Aim of the task>
For each statement, answer yes or no based on the text below about Brad Miller's football career, quoting the words that decide it: (a) Miller was chosen at number 55 in the 2001 AFL draft; (b) Richmond picked up Miller with pick 28 in the national draft; (c) Miller finished the 2008 season with 26 goals.

Picked at number 55 in the 2001 AFL draft, Miller carried a reputation and promise of becoming a key position centre half forward in the mould of Wayne Carey or Jonathan Brown. However he spent much of his early career in defence and did not kick a goal until his 17th game.

At the Demons, Miller struggled early to reach his potential at centre half forward, showing promise with 2 goal hauls and taking strong marks, but poor decision making and kicking skills often resulted in turnovers. In some games but with a reputation for disgressions that ended with tribunal appearances and suspensions. A maximum kicking distance of just under 50 metres made Miller an unlikely option for centre half forward.

At times, he was used by coach Neale Daniher in defence, and held down big key opposition forwards like Barry Hall, but was ultimately a second choice in defence behind Nathan Carroll and Ben Holland.

In a game against Richmond in round 17 of 2004, he kicked a rare bag of four goals. He had previously never kicked more than a goal a game.

A slump in form in 2006, saw him play most of the season for the Sandringham Zebras, including an appearance in their premiership side.

While he was still fairly early in his career, the media began speculating that he might be traded to the Brisbane Lions for Jason Akermanis so that Miller could return to his home of Queensland.

When he did return to the senior Demons lineup just before the finals, he was involved in a collision that led to Geelong player Tom Lonergan losing one of his kidneys.

Miller played a best on ground performance in the Demons losing finals game against the Fremantle Dockers in Perth in an impressive performance. Many believe that this saved him from being traded in the pre-season draft.

Miller played what was possibly his best game at the club in Round 7 of the 2008 Season against Fremantle at the MCG.

After the retirement of David Neitz and Achilles tendon injury to Russell Robertson, coach Dean Bailey tried a number of options at full forward in a forward line which struggled to kick goals before eventually entrusting the role to Miller. Miller had an immediate impact with bags of 3 goals against Richmond, the Western Bulldogs and North Melbourne. He had also shown an impressive increase in goalkicking accuracy.

He came of age when he kicked the winning goal in a career high four goal haul against the Brisbane Lions in round 14.

Miller finished the year with 26 goals. The fact that this was the highest total by a Melbourne player in 2008 highlighted their forward line struggles.

In 2010, Miller lined up for the round 1 clash versus Hawthorn but was subsequently dropped the next week following the teams poor performance, he would not return to the seniors until round 9 against Port Adelaide at TIO stadium in Darwin. Miller kicked five goals, helping the team win a thrilling match by one point in high humidity conditions. Miller struggled to remain in the senior team and was eventually dropped back to the VFL where he played out the rest of the season.

In Round 15 in a VFL match against Gold Coast Suns, Miller sparked the side with six goals in the third quarter. He finished with 10.4 for the afternoon and his team, Casey, won the match by four points.

On 23 August 2010, Brad Miller, alongside teammate Daniel Bell, were delisted by the Melbourne Football Club. However, Miller was the highest polling Melbourne player in the Casey Scorpions Best and Fairest and several clubs, including the new Gold Coast Football Club and the Richmond Football Club both expressed interest in recruiting him.

===Richmond===
Richmond picked up Brad Miller with pick 28 in the Rookie Draft on 7 December 2010.

On 16 August 2012, Miller, along with Tigers teammate Kelvin Moore, announced his retirement, effective immediately, due to a calf injury.
He left Richmond, having played 157 AFL games (133 with Melbourne, 24 with Richmond) and having booted 120 goals. (89 with Melbourne, 31 with Richmond).

(Collected data entries)
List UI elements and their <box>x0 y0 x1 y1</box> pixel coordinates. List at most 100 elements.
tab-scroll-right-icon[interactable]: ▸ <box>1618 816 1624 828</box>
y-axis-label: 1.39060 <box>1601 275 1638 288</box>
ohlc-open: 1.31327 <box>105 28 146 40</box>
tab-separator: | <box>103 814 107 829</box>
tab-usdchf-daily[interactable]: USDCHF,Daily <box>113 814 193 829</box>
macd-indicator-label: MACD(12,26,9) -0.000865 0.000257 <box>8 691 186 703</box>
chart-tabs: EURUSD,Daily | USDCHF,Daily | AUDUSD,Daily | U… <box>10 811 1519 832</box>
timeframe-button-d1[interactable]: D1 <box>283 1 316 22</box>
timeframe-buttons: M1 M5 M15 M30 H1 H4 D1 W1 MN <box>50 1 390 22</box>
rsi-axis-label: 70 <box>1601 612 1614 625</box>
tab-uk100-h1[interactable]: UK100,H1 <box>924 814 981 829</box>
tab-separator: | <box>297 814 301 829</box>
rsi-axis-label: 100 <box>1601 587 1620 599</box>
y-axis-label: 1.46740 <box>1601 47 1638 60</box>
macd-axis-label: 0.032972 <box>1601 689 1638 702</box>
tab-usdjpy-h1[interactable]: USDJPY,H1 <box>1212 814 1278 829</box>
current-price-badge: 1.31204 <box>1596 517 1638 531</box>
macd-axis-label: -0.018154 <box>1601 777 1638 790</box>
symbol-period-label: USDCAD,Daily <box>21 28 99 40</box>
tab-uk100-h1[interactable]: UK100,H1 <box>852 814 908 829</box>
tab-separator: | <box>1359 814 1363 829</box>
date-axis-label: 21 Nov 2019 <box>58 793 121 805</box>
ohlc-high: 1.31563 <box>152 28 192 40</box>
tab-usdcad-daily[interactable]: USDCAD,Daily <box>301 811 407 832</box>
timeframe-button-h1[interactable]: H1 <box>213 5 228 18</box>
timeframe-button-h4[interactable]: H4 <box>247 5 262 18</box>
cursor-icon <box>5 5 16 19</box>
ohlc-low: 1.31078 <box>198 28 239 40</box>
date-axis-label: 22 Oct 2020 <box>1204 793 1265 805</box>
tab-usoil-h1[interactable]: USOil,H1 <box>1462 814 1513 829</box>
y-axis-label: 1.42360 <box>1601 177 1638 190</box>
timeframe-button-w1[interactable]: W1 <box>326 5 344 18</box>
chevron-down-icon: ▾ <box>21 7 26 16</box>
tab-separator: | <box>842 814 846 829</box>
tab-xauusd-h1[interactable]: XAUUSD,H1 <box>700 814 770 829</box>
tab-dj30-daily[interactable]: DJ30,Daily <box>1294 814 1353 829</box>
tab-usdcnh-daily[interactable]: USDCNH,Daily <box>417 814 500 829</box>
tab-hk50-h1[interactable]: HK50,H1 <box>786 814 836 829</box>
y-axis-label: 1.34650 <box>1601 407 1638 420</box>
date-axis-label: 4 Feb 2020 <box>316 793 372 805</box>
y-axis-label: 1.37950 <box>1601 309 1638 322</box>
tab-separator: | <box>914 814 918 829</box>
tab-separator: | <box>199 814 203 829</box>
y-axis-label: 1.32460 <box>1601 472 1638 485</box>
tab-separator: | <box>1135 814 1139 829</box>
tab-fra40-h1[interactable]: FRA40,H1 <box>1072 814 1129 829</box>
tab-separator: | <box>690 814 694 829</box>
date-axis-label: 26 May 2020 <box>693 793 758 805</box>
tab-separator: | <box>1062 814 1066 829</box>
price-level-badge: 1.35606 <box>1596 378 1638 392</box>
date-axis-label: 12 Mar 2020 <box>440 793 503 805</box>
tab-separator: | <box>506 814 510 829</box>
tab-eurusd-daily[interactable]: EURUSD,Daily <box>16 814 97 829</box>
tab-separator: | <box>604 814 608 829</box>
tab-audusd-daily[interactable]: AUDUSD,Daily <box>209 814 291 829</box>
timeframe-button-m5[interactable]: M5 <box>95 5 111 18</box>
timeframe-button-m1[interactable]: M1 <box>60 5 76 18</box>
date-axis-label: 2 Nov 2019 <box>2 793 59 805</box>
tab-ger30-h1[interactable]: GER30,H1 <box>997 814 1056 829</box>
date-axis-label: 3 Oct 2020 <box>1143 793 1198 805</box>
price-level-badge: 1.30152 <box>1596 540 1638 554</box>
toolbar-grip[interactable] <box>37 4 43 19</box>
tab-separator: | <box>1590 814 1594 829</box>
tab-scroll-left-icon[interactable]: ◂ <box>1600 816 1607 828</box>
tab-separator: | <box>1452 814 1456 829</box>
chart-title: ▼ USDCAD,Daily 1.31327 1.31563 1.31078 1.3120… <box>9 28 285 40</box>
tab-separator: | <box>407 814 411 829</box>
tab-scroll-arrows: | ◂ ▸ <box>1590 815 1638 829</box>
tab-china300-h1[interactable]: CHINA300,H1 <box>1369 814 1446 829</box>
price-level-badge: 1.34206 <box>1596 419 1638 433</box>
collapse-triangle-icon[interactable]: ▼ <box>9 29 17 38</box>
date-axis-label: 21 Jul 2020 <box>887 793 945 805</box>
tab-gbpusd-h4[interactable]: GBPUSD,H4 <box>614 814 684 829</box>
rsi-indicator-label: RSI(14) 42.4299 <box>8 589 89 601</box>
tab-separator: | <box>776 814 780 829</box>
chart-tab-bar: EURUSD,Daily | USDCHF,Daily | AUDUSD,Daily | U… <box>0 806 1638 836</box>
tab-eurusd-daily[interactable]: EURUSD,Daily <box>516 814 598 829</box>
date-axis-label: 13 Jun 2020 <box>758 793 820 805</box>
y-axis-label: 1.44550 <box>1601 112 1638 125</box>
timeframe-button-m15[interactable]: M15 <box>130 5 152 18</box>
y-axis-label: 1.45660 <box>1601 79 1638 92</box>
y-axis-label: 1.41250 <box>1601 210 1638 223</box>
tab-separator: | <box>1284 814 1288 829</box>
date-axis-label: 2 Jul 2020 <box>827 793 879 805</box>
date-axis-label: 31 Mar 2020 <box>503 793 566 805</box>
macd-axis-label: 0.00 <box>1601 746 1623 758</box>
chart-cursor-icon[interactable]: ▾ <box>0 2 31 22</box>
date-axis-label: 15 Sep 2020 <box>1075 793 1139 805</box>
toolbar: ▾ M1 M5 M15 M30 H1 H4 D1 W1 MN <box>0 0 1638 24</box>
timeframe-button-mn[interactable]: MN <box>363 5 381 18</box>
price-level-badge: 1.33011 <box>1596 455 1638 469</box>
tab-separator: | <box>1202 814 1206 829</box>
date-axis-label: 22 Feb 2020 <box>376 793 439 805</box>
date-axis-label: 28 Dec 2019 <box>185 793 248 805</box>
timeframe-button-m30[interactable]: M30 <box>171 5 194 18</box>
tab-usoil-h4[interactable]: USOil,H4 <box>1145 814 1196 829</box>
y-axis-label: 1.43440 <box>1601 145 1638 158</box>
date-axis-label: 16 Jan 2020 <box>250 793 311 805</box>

Completed task>
(a) Yes: "Picked at number 55 in the 2001 AFL draft"
(b) No: "Richmond picked up Brad Miller with pick 28 in the Rookie Draft on 7 December 2010."
(c) Yes: "Miller finished the year with 26 goals."